Texte à lire:
- - - - -
Résultat : le chantier traîne en longueur. Et, à l’instar de celle de 2006, l’élection présidentielle de 2011 se déroule sans recensement au préalable. Arrivé à la Primature, Augustin Matata Ponyo présente un nouveau budget et un nouvel agenda, qui fixe à 2014 l’année du recensement. L’échéance sera vite illusoire. Pourtant, le gouvernement de l’homme à la cravate rouge met les moyens : achat d’une centaine de véhicules et signature d’un contrat de 11 millions de dollars avec le consortium Sinfic / Quatenus Congo / Novageo. On prévoit aussi un équipement technologique colossale, avec l’achat de tablettes, de GPS, d’ordinateurs et de serveurs. Las, malgré les millions injectés, le recensement s’embourbe une nouvelle fois.

« Un délai amplement réaliste »

Janvier 2015. Le président Joseph Kabila, dont la fin théorique du second mandat approche, s’adresse à ses compatriotes lors de son discours de Nouvel An : « L’année qui s’annonce sera marquée par l’organisation des élections locales, municipales et provinciales ainsi que le démarrage des opérations du recensement de la population ». Dans la droite ligne de l’esprit de l’accord de Sun City, le gouvernement présente une loi, qui conditionne la tenue des élections à un recensement de la population. Pour ce faire, l’exécutif compte sur une institution, l’Office national d’identification, restée en sommeil pendant trois ans. Son patron, l’universitaire Adolphe Lumanu, propose de réaliser un recensement administratif en moins d’un an pour quelque 500 millions de dollars. « Un délai amplement réaliste », affirme-t-il.

Résumons : deux institutions sont désormais concurrentes pour l’organisation du recensement. L’une existe depuis une dizaine d’années, la deuxième vient tout juste d’être réactivée en vue de 2016. Il n’en faut pas plus pour attiser la suspicion de l’opposition, qui crie à une manoeuvre dilatoire pour reporter aux calendes grecques la tenue du scrutin présidentiel – le pouvoir retirera finalement le projet de loi sous la pression. Des critiques partagées par le rapport des deux chercheurs : « L’Onip et la loi électorale doivent être comprises dans le cadre d’un ensemble d’actions pour retarder les élections ou rallonger le mandat de Kabila ». « Entre 2014 et 2015, plusieurs mois ont été perdus en raison de la politisation du recensement », déplorent-ils.

Querelles politiques, sous-financement chronique, pagaille des projets des partenaires internationaux… Dans l’attente des élections, qui seront reportées à deux reprises, le recensement congolais prend de plus en plus des airs de quadrature du cercle. Même la signature d’un nouveau contrat en 2018 avec le groupement Sinfic / Quatenus Congo / Novageo ne change pas la donne. « Sinfic a été incapable d’entreprendre de nouvelles activités », notent ainsi les deux chercheurs. Lesquels pointent l’inflation budgétaire du projet : il est désormais estimé à 194 millions de dollars.
- - - - -
Données:
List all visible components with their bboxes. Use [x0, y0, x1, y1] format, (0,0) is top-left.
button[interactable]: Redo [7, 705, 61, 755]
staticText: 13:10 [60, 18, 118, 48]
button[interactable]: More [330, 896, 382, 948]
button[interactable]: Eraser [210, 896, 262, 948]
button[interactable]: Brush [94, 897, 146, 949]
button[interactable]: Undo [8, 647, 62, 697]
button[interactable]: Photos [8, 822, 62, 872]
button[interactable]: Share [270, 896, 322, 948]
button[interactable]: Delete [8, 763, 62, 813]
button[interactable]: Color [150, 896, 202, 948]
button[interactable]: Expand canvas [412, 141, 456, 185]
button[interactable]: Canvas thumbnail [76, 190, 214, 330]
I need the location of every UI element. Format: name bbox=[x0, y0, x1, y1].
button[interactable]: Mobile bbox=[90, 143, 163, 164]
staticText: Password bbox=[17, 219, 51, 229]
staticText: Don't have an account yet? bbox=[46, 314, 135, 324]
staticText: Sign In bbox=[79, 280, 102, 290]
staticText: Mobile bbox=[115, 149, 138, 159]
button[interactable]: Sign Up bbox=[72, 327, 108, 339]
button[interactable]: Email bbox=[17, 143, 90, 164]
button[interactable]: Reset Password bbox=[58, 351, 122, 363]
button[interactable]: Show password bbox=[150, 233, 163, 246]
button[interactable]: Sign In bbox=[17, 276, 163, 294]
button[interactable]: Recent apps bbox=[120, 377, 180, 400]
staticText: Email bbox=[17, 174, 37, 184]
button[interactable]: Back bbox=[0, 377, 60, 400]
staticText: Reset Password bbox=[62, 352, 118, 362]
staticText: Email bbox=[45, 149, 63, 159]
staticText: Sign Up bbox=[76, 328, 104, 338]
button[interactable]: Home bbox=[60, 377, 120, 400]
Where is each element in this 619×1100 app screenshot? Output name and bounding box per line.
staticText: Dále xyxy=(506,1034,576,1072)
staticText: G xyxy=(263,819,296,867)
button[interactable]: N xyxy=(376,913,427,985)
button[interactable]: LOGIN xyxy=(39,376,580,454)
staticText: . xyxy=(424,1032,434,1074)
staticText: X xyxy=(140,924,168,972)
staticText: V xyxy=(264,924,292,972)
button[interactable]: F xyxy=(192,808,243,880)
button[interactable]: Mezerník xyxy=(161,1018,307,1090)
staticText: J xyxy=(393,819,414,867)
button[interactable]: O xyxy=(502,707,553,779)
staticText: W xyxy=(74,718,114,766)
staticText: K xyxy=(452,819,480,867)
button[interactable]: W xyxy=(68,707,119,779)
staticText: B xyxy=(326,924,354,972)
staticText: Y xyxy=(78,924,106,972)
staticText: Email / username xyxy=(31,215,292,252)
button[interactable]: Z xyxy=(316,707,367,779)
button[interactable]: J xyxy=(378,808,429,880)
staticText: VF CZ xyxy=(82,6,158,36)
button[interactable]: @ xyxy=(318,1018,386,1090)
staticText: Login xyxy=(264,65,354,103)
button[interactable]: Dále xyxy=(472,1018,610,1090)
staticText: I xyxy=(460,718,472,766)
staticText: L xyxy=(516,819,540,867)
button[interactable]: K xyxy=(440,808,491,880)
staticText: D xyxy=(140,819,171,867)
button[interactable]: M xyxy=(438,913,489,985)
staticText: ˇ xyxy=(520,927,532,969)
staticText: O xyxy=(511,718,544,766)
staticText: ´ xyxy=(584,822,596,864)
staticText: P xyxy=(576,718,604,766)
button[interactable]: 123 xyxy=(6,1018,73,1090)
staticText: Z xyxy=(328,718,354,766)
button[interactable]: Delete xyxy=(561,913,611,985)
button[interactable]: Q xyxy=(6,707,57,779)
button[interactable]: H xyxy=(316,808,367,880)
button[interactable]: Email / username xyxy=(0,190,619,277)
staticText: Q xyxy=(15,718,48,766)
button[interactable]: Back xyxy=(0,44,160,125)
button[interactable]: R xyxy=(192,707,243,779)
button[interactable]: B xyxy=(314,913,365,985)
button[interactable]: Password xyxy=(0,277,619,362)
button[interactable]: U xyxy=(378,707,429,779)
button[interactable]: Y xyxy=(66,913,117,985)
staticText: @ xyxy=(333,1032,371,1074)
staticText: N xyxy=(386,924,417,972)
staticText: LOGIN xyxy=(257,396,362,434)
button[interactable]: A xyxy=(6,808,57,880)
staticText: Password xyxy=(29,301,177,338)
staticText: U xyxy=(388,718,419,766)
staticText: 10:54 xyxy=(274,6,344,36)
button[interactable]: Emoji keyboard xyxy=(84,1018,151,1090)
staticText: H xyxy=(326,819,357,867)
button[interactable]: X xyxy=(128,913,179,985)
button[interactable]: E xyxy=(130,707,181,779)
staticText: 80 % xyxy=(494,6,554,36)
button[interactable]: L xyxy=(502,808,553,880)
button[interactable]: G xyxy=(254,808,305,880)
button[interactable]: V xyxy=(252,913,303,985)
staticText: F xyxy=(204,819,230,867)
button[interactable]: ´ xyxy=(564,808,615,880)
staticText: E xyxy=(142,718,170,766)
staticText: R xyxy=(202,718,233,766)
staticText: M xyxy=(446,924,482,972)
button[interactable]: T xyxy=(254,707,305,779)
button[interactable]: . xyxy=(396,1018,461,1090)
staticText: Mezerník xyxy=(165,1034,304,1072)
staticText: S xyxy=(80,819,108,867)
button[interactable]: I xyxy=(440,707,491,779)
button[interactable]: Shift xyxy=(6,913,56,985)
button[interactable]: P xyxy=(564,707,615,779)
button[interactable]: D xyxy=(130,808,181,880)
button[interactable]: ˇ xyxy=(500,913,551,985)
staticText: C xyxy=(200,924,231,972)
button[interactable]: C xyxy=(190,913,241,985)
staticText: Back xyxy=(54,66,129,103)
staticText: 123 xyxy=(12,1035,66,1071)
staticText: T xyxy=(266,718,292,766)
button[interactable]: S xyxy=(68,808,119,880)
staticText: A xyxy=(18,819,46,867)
- - - - -
Exercices pratiques:
• A. D'après le texte sur le recensement congolais, à combien le budget du projet est-il désormais estimé ?
• B. Dressez la liste de toutes les lignes des relevés qui contiennent la chaîne « Dále ».

Corrigé:
• A. 194 millions de dollars.

• B.
staticText: Dále xyxy=(506,1034,576,1072)
button[interactable]: Dále xyxy=(472,1018,610,1090)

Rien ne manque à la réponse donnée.